**THE EXERCISE**: Repeat all entries exactly.

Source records
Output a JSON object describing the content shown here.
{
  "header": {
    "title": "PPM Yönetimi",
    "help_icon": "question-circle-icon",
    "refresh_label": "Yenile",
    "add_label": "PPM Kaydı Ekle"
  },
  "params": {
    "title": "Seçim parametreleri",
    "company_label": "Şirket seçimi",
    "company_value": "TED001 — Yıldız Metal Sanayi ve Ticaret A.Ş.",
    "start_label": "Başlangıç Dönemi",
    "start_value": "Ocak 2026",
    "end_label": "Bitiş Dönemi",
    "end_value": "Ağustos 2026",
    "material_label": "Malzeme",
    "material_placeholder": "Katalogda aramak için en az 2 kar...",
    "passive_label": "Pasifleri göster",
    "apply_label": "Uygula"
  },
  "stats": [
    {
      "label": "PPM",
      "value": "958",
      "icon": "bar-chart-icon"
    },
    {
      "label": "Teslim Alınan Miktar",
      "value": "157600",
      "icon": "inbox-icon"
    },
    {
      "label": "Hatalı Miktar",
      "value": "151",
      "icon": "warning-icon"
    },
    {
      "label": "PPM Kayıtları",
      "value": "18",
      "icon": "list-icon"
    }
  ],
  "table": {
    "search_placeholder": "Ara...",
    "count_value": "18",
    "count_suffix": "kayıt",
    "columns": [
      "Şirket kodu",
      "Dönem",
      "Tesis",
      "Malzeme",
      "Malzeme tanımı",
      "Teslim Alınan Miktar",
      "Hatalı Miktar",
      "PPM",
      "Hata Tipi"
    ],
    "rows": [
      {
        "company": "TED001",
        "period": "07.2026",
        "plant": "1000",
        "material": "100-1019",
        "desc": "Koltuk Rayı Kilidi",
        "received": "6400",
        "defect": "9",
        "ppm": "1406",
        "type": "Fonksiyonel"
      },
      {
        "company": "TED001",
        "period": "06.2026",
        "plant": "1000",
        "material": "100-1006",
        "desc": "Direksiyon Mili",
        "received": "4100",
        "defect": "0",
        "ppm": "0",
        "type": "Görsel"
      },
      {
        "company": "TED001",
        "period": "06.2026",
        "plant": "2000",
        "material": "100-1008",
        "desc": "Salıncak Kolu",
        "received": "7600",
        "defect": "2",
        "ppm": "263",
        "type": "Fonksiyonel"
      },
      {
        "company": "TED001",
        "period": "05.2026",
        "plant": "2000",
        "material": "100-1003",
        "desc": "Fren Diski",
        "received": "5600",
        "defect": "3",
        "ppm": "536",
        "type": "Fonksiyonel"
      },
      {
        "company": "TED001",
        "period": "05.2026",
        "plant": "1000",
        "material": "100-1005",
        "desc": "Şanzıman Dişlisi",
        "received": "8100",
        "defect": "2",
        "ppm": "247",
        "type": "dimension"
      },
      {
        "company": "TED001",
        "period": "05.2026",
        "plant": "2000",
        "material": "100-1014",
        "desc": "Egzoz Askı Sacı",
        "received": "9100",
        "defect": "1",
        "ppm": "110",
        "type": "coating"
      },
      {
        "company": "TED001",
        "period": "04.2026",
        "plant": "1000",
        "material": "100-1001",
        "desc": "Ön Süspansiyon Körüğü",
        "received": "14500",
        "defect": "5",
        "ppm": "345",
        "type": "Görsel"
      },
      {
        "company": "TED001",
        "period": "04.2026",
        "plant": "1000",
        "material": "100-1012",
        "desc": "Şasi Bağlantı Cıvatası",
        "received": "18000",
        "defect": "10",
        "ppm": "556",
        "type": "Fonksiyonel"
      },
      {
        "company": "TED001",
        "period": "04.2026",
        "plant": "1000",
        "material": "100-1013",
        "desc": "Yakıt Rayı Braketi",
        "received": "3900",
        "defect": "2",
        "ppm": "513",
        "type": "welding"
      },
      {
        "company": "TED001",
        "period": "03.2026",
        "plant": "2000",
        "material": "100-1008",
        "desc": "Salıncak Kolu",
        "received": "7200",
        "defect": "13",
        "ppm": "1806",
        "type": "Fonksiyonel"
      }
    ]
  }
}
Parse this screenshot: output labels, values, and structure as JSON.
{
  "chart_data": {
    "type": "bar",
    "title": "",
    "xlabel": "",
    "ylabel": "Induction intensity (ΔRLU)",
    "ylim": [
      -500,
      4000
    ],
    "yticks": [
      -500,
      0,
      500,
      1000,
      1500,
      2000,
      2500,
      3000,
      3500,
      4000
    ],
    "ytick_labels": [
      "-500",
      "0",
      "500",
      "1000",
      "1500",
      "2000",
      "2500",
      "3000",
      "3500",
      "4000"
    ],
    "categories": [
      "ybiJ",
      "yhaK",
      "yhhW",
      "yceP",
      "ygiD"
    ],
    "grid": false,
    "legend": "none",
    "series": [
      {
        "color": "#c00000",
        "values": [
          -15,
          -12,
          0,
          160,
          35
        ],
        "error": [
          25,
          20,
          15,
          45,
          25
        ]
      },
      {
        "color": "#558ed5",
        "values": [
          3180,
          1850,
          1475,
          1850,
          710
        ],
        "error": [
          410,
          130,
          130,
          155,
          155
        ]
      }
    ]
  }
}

**SOLUTION TO THE PROBLEM**:
Output a JSON object describing the content shown here.
{
  "header": {
    "title": "PPM Yönetimi",
    "help_icon": "question-circle-icon",
    "refresh_label": "Yenile",
    "add_label": "PPM Kaydı Ekle"
  },
  "params": {
    "title": "Seçim parametreleri",
    "company_label": "Şirket seçimi",
    "company_value": "TED001 — Yıldız Metal Sanayi ve Ticaret A.Ş.",
    "start_label": "Başlangıç Dönemi",
    "start_value": "Ocak 2026",
    "end_label": "Bitiş Dönemi",
    "end_value": "Ağustos 2026",
    "material_label": "Malzeme",
    "material_placeholder": "Katalogda aramak için en az 2 kar...",
    "passive_label": "Pasifleri göster",
    "apply_label": "Uygula"
  },
  "stats": [
    {
      "label": "PPM",
      "value": "958",
      "icon": "bar-chart-icon"
    },
    {
      "label": "Teslim Alınan Miktar",
      "value": "157600",
      "icon": "inbox-icon"
    },
    {
      "label": "Hatalı Miktar",
      "value": "151",
      "icon": "warning-icon"
    },
    {
      "label": "PPM Kayıtları",
      "value": "18",
      "icon": "list-icon"
    }
  ],
  "table": {
    "search_placeholder": "Ara...",
    "count_value": "18",
    "count_suffix": "kayıt",
    "columns": [
      "Şirket kodu",
      "Dönem",
      "Tesis",
      "Malzeme",
      "Malzeme tanımı",
      "Teslim Alınan Miktar",
      "Hatalı Miktar",
      "PPM",
      "Hata Tipi"
    ],
    "rows": [
      {
        "company": "TED001",
        "period": "07.2026",
        "plant": "1000",
        "material": "100-1019",
        "desc": "Koltuk Rayı Kilidi",
        "received": "6400",
        "defect": "9",
        "ppm": "1406",
        "type": "Fonksiyonel"
      },
      {
        "company": "TED001",
        "period": "06.2026",
        "plant": "1000",
        "material": "100-1006",
        "desc": "Direksiyon Mili",
        "received": "4100",
        "defect": "0",
        "ppm": "0",
        "type": "Görsel"
      },
      {
        "company": "TED001",
        "period": "06.2026",
        "plant": "2000",
        "material": "100-1008",
        "desc": "Salıncak Kolu",
        "received": "7600",
        "defect": "2",
        "ppm": "263",
        "type": "Fonksiyonel"
      },
      {
        "company": "TED001",
        "period": "05.2026",
        "plant": "2000",
        "material": "100-1003",
        "desc": "Fren Diski",
        "received": "5600",
        "defect": "3",
        "ppm": "536",
        "type": "Fonksiyonel"
      },
      {
        "company": "TED001",
        "period": "05.2026",
        "plant": "1000",
        "material": "100-1005",
        "desc": "Şanzıman Dişlisi",
        "received": "8100",
        "defect": "2",
        "ppm": "247",
        "type": "dimension"
      },
      {
        "company": "TED001",
        "period": "05.2026",
        "plant": "2000",
        "material": "100-1014",
        "desc": "Egzoz Askı Sacı",
        "received": "9100",
        "defect": "1",
        "ppm": "110",
        "type": "coating"
      },
      {
        "company": "TED001",
        "period": "04.2026",
        "plant": "1000",
        "material": "100-1001",
        "desc": "Ön Süspansiyon Körüğü",
        "received": "14500",
        "defect": "5",
        "ppm": "345",
        "type": "Görsel"
      },
      {
        "company": "TED001",
        "period": "04.2026",
        "plant": "1000",
        "material": "100-1012",
        "desc": "Şasi Bağlantı Cıvatası",
        "received": "18000",
        "defect": "10",
        "ppm": "556",
        "type": "Fonksiyonel"
      },
      {
        "company": "TED001",
        "period": "04.2026",
        "plant": "1000",
        "material": "100-1013",
        "desc": "Yakıt Rayı Braketi",
        "received": "3900",
        "defect": "2",
        "ppm": "513",
        "type": "welding"
      },
      {
        "company": "TED001",
        "period": "03.2026",
        "plant": "2000",
        "material": "100-1008",
        "desc": "Salıncak Kolu",
        "received": "7200",
        "defect": "13",
        "ppm": "1806",
        "type": "Fonksiyonel"
      }
    ]
  }
}
Parse this screenshot: output labels, values, and structure as JSON.
{
  "chart_data": {
    "type": "bar",
    "title": "",
    "xlabel": "",
    "ylabel": "Induction intensity (ΔRLU)",
    "ylim": [
      -500,
      4000
    ],
    "yticks": [
      -500,
      0,
      500,
      1000,
      1500,
      2000,
      2500,
      3000,
      3500,
      4000
    ],
    "ytick_labels": [
      "-500",
      "0",
      "500",
      "1000",
      "1500",
      "2000",
      "2500",
      "3000",
      "3500",
      "4000"
    ],
    "categories": [
      "ybiJ",
      "yhaK",
      "yhhW",
      "yceP",
      "ygiD"
    ],
    "grid": false,
    "legend": "none",
    "series": [
      {
        "color": "#c00000",
        "values": [
          -15,
          -12,
          0,
          160,
          35
        ],
        "error": [
          25,
          20,
          15,
          45,
          25
        ]
      },
      {
        "color": "#558ed5",
        "values": [
          3180,
          1850,
          1475,
          1850,
          710
        ],
        "error": [
          410,
          130,
          130,
          155,
          155
        ]
      }
    ]
  }
}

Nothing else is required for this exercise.